Dataset:
* Begin *

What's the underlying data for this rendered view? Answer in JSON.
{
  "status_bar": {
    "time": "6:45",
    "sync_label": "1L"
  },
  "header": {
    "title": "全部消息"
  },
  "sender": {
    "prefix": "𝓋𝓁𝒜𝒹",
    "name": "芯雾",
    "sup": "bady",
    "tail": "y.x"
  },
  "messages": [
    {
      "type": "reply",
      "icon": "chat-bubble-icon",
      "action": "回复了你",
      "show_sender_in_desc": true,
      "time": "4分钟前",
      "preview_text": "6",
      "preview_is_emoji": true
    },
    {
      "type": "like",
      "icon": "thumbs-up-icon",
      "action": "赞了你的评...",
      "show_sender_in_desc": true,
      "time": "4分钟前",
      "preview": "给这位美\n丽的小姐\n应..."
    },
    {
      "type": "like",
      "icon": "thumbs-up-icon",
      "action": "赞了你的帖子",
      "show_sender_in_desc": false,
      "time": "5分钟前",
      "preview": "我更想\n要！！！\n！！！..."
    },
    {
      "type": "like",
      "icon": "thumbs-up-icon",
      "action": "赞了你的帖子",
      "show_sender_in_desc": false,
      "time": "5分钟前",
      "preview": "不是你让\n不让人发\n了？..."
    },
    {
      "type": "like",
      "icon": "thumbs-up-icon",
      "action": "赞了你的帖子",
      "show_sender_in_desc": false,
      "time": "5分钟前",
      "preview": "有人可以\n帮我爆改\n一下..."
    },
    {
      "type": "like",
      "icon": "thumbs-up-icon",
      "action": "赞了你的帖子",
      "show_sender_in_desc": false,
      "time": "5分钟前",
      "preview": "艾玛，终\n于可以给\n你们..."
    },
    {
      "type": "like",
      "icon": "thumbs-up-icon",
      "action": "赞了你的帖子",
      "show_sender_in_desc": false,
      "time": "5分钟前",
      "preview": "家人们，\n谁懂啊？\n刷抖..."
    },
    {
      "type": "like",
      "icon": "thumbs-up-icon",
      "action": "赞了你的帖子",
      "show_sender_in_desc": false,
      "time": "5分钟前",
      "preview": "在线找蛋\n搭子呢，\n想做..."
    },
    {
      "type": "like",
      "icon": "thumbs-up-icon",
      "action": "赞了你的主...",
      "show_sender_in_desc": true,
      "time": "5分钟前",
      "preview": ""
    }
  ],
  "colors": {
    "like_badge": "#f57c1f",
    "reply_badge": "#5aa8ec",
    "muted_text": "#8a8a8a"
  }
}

* End *

Exercise details: Would you copy out each line exactly as written?

Solution:
What's the underlying data for this rendered view? Answer in JSON.
{
  "status_bar": {
    "time": "6:45",
    "sync_label": "1L"
  },
  "header": {
    "title": "全部消息"
  },
  "sender": {
    "prefix": "𝓋𝓁𝒜𝒹",
    "name": "芯雾",
    "sup": "bady",
    "tail": "y.x"
  },
  "messages": [
    {
      "type": "reply",
      "icon": "chat-bubble-icon",
      "action": "回复了你",
      "show_sender_in_desc": true,
      "time": "4分钟前",
      "preview_text": "6",
      "preview_is_emoji": true
    },
    {
      "type": "like",
      "icon": "thumbs-up-icon",
      "action": "赞了你的评...",
      "show_sender_in_desc": true,
      "time": "4分钟前",
      "preview": "给这位美\n丽的小姐\n应..."
    },
    {
      "type": "like",
      "icon": "thumbs-up-icon",
      "action": "赞了你的帖子",
      "show_sender_in_desc": false,
      "time": "5分钟前",
      "preview": "我更想\n要！！！\n！！！..."
    },
    {
      "type": "like",
      "icon": "thumbs-up-icon",
      "action": "赞了你的帖子",
      "show_sender_in_desc": false,
      "time": "5分钟前",
      "preview": "不是你让\n不让人发\n了？..."
    },
    {
      "type": "like",
      "icon": "thumbs-up-icon",
      "action": "赞了你的帖子",
      "show_sender_in_desc": false,
      "time": "5分钟前",
      "preview": "有人可以\n帮我爆改\n一下..."
    },
    {
      "type": "like",
      "icon": "thumbs-up-icon",
      "action": "赞了你的帖子",
      "show_sender_in_desc": false,
      "time": "5分钟前",
      "preview": "艾玛，终\n于可以给\n你们..."
    },
    {
      "type": "like",
      "icon": "thumbs-up-icon",
      "action": "赞了你的帖子",
      "show_sender_in_desc": false,
      "time": "5分钟前",
      "preview": "家人们，\n谁懂啊？\n刷抖..."
    },
    {
      "type": "like",
      "icon": "thumbs-up-icon",
      "action": "赞了你的帖子",
      "show_sender_in_desc": false,
      "time": "5分钟前",
      "preview": "在线找蛋\n搭子呢，\n想做..."
    },
    {
      "type": "like",
      "icon": "thumbs-up-icon",
      "action": "赞了你的主...",
      "show_sender_in_desc": true,
      "time": "5分钟前",
      "preview": ""
    }
  ],
  "colors": {
    "like_badge": "#f57c1f",
    "reply_badge": "#5aa8ec",
    "muted_text": "#8a8a8a"
  }
}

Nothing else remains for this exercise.